Dataset entries on figures:
○ ○ ○ ○ ○
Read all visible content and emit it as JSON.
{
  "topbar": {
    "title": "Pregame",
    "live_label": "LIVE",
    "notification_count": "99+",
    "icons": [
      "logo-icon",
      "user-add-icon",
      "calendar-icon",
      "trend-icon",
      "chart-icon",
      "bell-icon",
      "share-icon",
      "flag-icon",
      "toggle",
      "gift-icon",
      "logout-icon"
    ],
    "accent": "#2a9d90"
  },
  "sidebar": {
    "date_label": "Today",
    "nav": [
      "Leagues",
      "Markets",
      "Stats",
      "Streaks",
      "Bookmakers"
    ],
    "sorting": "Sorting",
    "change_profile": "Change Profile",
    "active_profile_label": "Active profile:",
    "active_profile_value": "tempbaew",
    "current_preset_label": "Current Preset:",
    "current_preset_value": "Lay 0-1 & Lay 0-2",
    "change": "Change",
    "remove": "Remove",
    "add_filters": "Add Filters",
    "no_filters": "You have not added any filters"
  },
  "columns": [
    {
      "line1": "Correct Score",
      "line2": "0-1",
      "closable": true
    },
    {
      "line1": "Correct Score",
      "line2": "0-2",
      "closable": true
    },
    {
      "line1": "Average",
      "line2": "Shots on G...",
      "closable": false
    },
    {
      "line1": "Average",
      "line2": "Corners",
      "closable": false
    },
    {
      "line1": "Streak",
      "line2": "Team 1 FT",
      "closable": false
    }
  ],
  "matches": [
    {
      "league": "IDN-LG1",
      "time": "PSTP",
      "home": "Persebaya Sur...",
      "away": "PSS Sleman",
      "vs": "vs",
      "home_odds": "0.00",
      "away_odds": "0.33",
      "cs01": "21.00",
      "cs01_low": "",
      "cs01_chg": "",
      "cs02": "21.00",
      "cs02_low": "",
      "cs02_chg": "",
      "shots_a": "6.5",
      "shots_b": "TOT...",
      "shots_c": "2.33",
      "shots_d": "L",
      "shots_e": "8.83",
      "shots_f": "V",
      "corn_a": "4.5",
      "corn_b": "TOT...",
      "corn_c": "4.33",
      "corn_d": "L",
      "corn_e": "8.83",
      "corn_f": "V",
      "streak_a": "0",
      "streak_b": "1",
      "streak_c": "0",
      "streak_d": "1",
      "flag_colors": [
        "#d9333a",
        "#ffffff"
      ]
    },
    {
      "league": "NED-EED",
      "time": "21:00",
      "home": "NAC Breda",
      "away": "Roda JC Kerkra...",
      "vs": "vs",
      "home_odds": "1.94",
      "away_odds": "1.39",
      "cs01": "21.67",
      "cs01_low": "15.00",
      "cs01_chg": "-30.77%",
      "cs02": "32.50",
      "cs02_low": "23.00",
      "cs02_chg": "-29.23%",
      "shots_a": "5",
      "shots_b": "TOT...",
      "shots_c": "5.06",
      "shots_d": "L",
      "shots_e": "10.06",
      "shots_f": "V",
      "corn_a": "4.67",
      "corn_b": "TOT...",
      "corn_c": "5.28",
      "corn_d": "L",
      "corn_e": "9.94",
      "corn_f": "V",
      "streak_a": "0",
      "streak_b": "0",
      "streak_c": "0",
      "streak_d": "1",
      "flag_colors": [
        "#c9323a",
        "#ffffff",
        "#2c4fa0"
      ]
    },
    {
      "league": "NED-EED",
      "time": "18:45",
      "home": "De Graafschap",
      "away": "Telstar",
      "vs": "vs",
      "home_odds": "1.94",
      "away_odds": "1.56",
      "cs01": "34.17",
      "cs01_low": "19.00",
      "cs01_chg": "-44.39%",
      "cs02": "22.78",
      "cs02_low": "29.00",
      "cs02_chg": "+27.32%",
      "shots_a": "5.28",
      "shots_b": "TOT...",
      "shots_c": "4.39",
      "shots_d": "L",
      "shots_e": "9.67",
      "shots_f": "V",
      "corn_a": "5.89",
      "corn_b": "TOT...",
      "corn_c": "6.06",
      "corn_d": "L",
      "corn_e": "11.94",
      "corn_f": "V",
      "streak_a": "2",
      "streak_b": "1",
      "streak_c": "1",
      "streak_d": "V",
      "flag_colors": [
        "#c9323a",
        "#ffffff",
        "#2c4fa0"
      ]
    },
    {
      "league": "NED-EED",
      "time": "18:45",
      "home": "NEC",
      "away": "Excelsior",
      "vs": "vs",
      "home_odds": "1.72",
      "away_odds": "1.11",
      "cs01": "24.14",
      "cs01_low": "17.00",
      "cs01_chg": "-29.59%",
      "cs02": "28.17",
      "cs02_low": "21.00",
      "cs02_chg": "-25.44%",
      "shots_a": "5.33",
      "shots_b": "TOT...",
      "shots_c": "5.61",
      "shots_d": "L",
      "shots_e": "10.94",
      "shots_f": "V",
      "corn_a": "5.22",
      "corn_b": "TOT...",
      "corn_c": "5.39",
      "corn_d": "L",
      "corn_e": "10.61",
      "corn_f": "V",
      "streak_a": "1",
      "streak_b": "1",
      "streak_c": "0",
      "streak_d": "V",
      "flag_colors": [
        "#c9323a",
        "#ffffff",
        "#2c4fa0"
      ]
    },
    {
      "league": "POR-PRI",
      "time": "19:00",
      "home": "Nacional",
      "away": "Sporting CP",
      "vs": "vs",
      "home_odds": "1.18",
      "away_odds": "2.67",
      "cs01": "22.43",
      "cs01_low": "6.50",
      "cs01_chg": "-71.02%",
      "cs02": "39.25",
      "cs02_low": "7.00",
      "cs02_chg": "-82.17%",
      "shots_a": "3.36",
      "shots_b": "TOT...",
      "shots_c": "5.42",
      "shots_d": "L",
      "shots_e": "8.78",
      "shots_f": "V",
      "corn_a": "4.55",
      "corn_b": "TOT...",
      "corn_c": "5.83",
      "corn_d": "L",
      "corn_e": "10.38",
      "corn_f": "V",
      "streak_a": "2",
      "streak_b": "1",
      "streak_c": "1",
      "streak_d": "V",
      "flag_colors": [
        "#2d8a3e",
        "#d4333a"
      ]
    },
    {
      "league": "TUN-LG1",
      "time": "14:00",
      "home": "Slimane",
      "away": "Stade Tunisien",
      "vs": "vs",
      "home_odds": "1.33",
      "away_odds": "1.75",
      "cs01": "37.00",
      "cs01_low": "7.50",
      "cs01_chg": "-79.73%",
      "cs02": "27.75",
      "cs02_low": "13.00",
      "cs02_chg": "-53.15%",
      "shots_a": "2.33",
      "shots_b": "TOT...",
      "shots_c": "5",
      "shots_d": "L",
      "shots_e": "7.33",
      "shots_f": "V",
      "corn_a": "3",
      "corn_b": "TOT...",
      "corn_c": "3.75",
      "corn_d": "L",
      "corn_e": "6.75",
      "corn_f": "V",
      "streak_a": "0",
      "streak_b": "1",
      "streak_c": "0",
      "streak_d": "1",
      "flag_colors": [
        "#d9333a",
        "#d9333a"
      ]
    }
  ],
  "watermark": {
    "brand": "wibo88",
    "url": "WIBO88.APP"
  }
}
○ ○ ○ ○ ○
**YOUR TASK:**
Without omitting anything, output the entries exactly.

**EXERCISE RESULT:**
Read all visible content and emit it as JSON.
{
  "topbar": {
    "title": "Pregame",
    "live_label": "LIVE",
    "notification_count": "99+",
    "icons": [
      "logo-icon",
      "user-add-icon",
      "calendar-icon",
      "trend-icon",
      "chart-icon",
      "bell-icon",
      "share-icon",
      "flag-icon",
      "toggle",
      "gift-icon",
      "logout-icon"
    ],
    "accent": "#2a9d90"
  },
  "sidebar": {
    "date_label": "Today",
    "nav": [
      "Leagues",
      "Markets",
      "Stats",
      "Streaks",
      "Bookmakers"
    ],
    "sorting": "Sorting",
    "change_profile": "Change Profile",
    "active_profile_label": "Active profile:",
    "active_profile_value": "tempbaew",
    "current_preset_label": "Current Preset:",
    "current_preset_value": "Lay 0-1 & Lay 0-2",
    "change": "Change",
    "remove": "Remove",
    "add_filters": "Add Filters",
    "no_filters": "You have not added any filters"
  },
  "columns": [
    {
      "line1": "Correct Score",
      "line2": "0-1",
      "closable": true
    },
    {
      "line1": "Correct Score",
      "line2": "0-2",
      "closable": true
    },
    {
      "line1": "Average",
      "line2": "Shots on G...",
      "closable": false
    },
    {
      "line1": "Average",
      "line2": "Corners",
      "closable": false
    },
    {
      "line1": "Streak",
      "line2": "Team 1 FT",
      "closable": false
    }
  ],
  "matches": [
    {
      "league": "IDN-LG1",
      "time": "PSTP",
      "home": "Persebaya Sur...",
      "away": "PSS Sleman",
      "vs": "vs",
      "home_odds": "0.00",
      "away_odds": "0.33",
      "cs01": "21.00",
      "cs01_low": "",
      "cs01_chg": "",
      "cs02": "21.00",
      "cs02_low": "",
      "cs02_chg": "",
      "shots_a": "6.5",
      "shots_b": "TOT...",
      "shots_c": "2.33",
      "shots_d": "L",
      "shots_e": "8.83",
      "shots_f": "V",
      "corn_a": "4.5",
      "corn_b": "TOT...",
      "corn_c": "4.33",
      "corn_d": "L",
      "corn_e": "8.83",
      "corn_f": "V",
      "streak_a": "0",
      "streak_b": "1",
      "streak_c": "0",
      "streak_d": "1",
      "flag_colors": [
        "#d9333a",
        "#ffffff"
      ]
    },
    {
      "league": "NED-EED",
      "time": "21:00",
      "home": "NAC Breda",
      "away": "Roda JC Kerkra...",
      "vs": "vs",
      "home_odds": "1.94",
      "away_odds": "1.39",
      "cs01": "21.67",
      "cs01_low": "15.00",
      "cs01_chg": "-30.77%",
      "cs02": "32.50",
      "cs02_low": "23.00",
      "cs02_chg": "-29.23%",
      "shots_a": "5",
      "shots_b": "TOT...",
      "shots_c": "5.06",
      "shots_d": "L",
      "shots_e": "10.06",
      "shots_f": "V",
      "corn_a": "4.67",
      "corn_b": "TOT...",
      "corn_c": "5.28",
      "corn_d": "L",
      "corn_e": "9.94",
      "corn_f": "V",
      "streak_a": "0",
      "streak_b": "0",
      "streak_c": "0",
      "streak_d": "1",
      "flag_colors": [
        "#c9323a",
        "#ffffff",
        "#2c4fa0"
      ]
    },
    {
      "league": "NED-EED",
      "time": "18:45",
      "home": "De Graafschap",
      "away": "Telstar",
      "vs": "vs",
      "home_odds": "1.94",
      "away_odds": "1.56",
      "cs01": "34.17",
      "cs01_low": "19.00",
      "cs01_chg": "-44.39%",
      "cs02": "22.78",
      "cs02_low": "29.00",
      "cs02_chg": "+27.32%",
      "shots_a": "5.28",
      "shots_b": "TOT...",
      "shots_c": "4.39",
      "shots_d": "L",
      "shots_e": "9.67",
      "shots_f": "V",
      "corn_a": "5.89",
      "corn_b": "TOT...",
      "corn_c": "6.06",
      "corn_d": "L",
      "corn_e": "11.94",
      "corn_f": "V",
      "streak_a": "2",
      "streak_b": "1",
      "streak_c": "1",
      "streak_d": "V",
      "flag_colors": [
        "#c9323a",
        "#ffffff",
        "#2c4fa0"
      ]
    },
    {
      "league": "NED-EED",
      "time": "18:45",
      "home": "NEC",
      "away": "Excelsior",
      "vs": "vs",
      "home_odds": "1.72",
      "away_odds": "1.11",
      "cs01": "24.14",
      "cs01_low": "17.00",
      "cs01_chg": "-29.59%",
      "cs02": "28.17",
      "cs02_low": "21.00",
      "cs02_chg": "-25.44%",
      "shots_a": "5.33",
      "shots_b": "TOT...",
      "shots_c": "5.61",
      "shots_d": "L",
      "shots_e": "10.94",
      "shots_f": "V",
      "corn_a": "5.22",
      "corn_b": "TOT...",
      "corn_c": "5.39",
      "corn_d": "L",
      "corn_e": "10.61",
      "corn_f": "V",
      "streak_a": "1",
      "streak_b": "1",
      "streak_c": "0",
      "streak_d": "V",
      "flag_colors": [
        "#c9323a",
        "#ffffff",
        "#2c4fa0"
      ]
    },
    {
      "league": "POR-PRI",
      "time": "19:00",
      "home": "Nacional",
      "away": "Sporting CP",
      "vs": "vs",
      "home_odds": "1.18",
      "away_odds": "2.67",
      "cs01": "22.43",
      "cs01_low": "6.50",
      "cs01_chg": "-71.02%",
      "cs02": "39.25",
      "cs02_low": "7.00",
      "cs02_chg": "-82.17%",
      "shots_a": "3.36",
      "shots_b": "TOT...",
      "shots_c": "5.42",
      "shots_d": "L",
      "shots_e": "8.78",
      "shots_f": "V",
      "corn_a": "4.55",
      "corn_b": "TOT...",
      "corn_c": "5.83",
      "corn_d": "L",
      "corn_e": "10.38",
      "corn_f": "V",
      "streak_a": "2",
      "streak_b": "1",
      "streak_c": "1",
      "streak_d": "V",
      "flag_colors": [
        "#2d8a3e",
        "#d4333a"
      ]
    },
    {
      "league": "TUN-LG1",
      "time": "14:00",
      "home": "Slimane",
      "away": "Stade Tunisien",
      "vs": "vs",
      "home_odds": "1.33",
      "away_odds": "1.75",
      "cs01": "37.00",
      "cs01_low": "7.50",
      "cs01_chg": "-79.73%",
      "cs02": "27.75",
      "cs02_low": "13.00",
      "cs02_chg": "-53.15%",
      "shots_a": "2.33",
      "shots_b": "TOT...",
      "shots_c": "5",
      "shots_d": "L",
      "shots_e": "7.33",
      "shots_f": "V",
      "corn_a": "3",
      "corn_b": "TOT...",
      "corn_c": "3.75",
      "corn_d": "L",
      "corn_e": "6.75",
      "corn_f": "V",
      "streak_a": "0",
      "streak_b": "1",
      "streak_c": "0",
      "streak_d": "1",
      "flag_colors": [
        "#d9333a",
        "#d9333a"
      ]
    }
  ],
  "watermark": {
    "brand": "wibo88",
    "url": "WIBO88.APP"
  }
}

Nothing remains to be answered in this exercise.